• Records shown:
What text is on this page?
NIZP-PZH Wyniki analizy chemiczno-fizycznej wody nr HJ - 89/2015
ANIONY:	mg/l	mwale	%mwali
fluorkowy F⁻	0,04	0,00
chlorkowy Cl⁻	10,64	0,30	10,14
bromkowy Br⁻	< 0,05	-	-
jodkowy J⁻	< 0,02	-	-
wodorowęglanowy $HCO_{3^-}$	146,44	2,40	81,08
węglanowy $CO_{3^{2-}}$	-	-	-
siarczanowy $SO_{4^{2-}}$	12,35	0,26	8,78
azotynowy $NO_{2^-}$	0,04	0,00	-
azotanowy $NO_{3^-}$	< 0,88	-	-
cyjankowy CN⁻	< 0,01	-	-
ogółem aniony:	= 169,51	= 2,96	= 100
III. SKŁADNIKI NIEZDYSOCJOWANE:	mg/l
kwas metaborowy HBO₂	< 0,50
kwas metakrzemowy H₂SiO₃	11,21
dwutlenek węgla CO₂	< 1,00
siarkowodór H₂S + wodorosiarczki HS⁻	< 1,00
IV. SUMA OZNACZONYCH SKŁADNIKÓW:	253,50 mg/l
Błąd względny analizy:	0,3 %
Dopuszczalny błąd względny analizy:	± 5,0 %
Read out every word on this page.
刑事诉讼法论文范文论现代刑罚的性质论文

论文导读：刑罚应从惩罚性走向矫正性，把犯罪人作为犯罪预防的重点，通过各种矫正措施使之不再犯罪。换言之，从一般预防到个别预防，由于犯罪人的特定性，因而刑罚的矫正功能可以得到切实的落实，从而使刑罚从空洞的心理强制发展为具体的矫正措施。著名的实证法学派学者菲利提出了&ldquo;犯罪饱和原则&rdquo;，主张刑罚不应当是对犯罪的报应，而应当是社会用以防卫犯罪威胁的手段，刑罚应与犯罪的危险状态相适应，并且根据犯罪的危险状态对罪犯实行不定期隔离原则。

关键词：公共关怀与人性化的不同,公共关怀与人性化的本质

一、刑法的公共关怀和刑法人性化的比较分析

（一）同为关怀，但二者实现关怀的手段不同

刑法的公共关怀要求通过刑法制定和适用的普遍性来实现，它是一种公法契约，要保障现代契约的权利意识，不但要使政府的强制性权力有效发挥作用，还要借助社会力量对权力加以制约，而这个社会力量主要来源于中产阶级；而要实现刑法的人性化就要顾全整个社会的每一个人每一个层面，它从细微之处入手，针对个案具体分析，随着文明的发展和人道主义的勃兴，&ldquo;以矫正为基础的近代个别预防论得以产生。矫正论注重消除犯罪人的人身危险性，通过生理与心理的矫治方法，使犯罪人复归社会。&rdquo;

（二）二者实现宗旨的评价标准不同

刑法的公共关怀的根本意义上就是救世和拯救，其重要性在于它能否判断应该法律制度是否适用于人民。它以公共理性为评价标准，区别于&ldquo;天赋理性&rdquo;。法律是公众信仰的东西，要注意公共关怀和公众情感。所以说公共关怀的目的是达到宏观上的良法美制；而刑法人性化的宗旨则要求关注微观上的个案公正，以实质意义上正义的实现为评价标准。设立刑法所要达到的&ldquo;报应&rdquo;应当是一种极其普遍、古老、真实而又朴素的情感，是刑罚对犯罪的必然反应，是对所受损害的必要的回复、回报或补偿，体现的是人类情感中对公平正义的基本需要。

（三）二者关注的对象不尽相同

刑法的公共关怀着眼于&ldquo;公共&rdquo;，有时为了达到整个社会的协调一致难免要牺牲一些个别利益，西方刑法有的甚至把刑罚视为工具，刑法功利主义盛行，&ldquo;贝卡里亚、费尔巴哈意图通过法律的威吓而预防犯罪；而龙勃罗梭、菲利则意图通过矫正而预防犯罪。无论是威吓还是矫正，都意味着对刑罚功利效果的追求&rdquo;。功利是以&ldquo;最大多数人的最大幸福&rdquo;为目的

• Goal: The whole listing above needs to be written out again exactly.

• Completed exercise:
What text is on this page?
NIZP-PZH Wyniki analizy chemiczno-fizycznej wody nr HJ - 89/2015
ANIONY:	mg/l	mwale	%mwali
fluorkowy F⁻	0,04	0,00
chlorkowy Cl⁻	10,64	0,30	10,14
bromkowy Br⁻	< 0,05	-	-
jodkowy J⁻	< 0,02	-	-
wodorowęglanowy $HCO_{3^-}$	146,44	2,40	81,08
węglanowy $CO_{3^{2-}}$	-	-	-
siarczanowy $SO_{4^{2-}}$	12,35	0,26	8,78
azotynowy $NO_{2^-}$	0,04	0,00	-
azotanowy $NO_{3^-}$	< 0,88	-	-
cyjankowy CN⁻	< 0,01	-	-
ogółem aniony:	= 169,51	= 2,96	= 100
III. SKŁADNIKI NIEZDYSOCJOWANE:	mg/l
kwas metaborowy HBO₂	< 0,50
kwas metakrzemowy H₂SiO₃	11,21
dwutlenek węgla CO₂	< 1,00
siarkowodór H₂S + wodorosiarczki HS⁻	< 1,00
IV. SUMA OZNACZONYCH SKŁADNIKÓW:	253,50 mg/l
Błąd względny analizy:	0,3 %
Dopuszczalny błąd względny analizy:	± 5,0 %
Read out every word on this page.
刑事诉讼法论文范文论现代刑罚的性质论文

论文导读：刑罚应从惩罚性走向矫正性，把犯罪人作为犯罪预防的重点，通过各种矫正措施使之不再犯罪。换言之，从一般预防到个别预防，由于犯罪人的特定性，因而刑罚的矫正功能可以得到切实的落实，从而使刑罚从空洞的心理强制发展为具体的矫正措施。著名的实证法学派学者菲利提出了&ldquo;犯罪饱和原则&rdquo;，主张刑罚不应当是对犯罪的报应，而应当是社会用以防卫犯罪威胁的手段，刑罚应与犯罪的危险状态相适应，并且根据犯罪的危险状态对罪犯实行不定期隔离原则。

关键词：公共关怀与人性化的不同,公共关怀与人性化的本质

一、刑法的公共关怀和刑法人性化的比较分析

（一）同为关怀，但二者实现关怀的手段不同

刑法的公共关怀要求通过刑法制定和适用的普遍性来实现，它是一种公法契约，要保障现代契约的权利意识，不但要使政府的强制性权力有效发挥作用，还要借助社会力量对权力加以制约，而这个社会力量主要来源于中产阶级；而要实现刑法的人性化就要顾全整个社会的每一个人每一个层面，它从细微之处入手，针对个案具体分析，随着文明的发展和人道主义的勃兴，&ldquo;以矫正为基础的近代个别预防论得以产生。矫正论注重消除犯罪人的人身危险性，通过生理与心理的矫治方法，使犯罪人复归社会。&rdquo;

（二）二者实现宗旨的评价标准不同

刑法的公共关怀的根本意义上就是救世和拯救，其重要性在于它能否判断应该法律制度是否适用于人民。它以公共理性为评价标准，区别于&ldquo;天赋理性&rdquo;。法律是公众信仰的东西，要注意公共关怀和公众情感。所以说公共关怀的目的是达到宏观上的良法美制；而刑法人性化的宗旨则要求关注微观上的个案公正，以实质意义上正义的实现为评价标准。设立刑法所要达到的&ldquo;报应&rdquo;应当是一种极其普遍、古老、真实而又朴素的情感，是刑罚对犯罪的必然反应，是对所受损害的必要的回复、回报或补偿，体现的是人类情感中对公平正义的基本需要。

（三）二者关注的对象不尽相同

刑法的公共关怀着眼于&ldquo;公共&rdquo;，有时为了达到整个社会的协调一致难免要牺牲一些个别利益，西方刑法有的甚至把刑罚视为工具，刑法功利主义盛行，&ldquo;贝卡里亚、费尔巴哈意图通过法律的威吓而预防犯罪；而龙勃罗梭、菲利则意图通过矫正而预防犯罪。无论是威吓还是矫正，都意味着对刑罚功利效果的追求&rdquo;。功利是以&ldquo;最大多数人的最大幸福&rdquo;为目的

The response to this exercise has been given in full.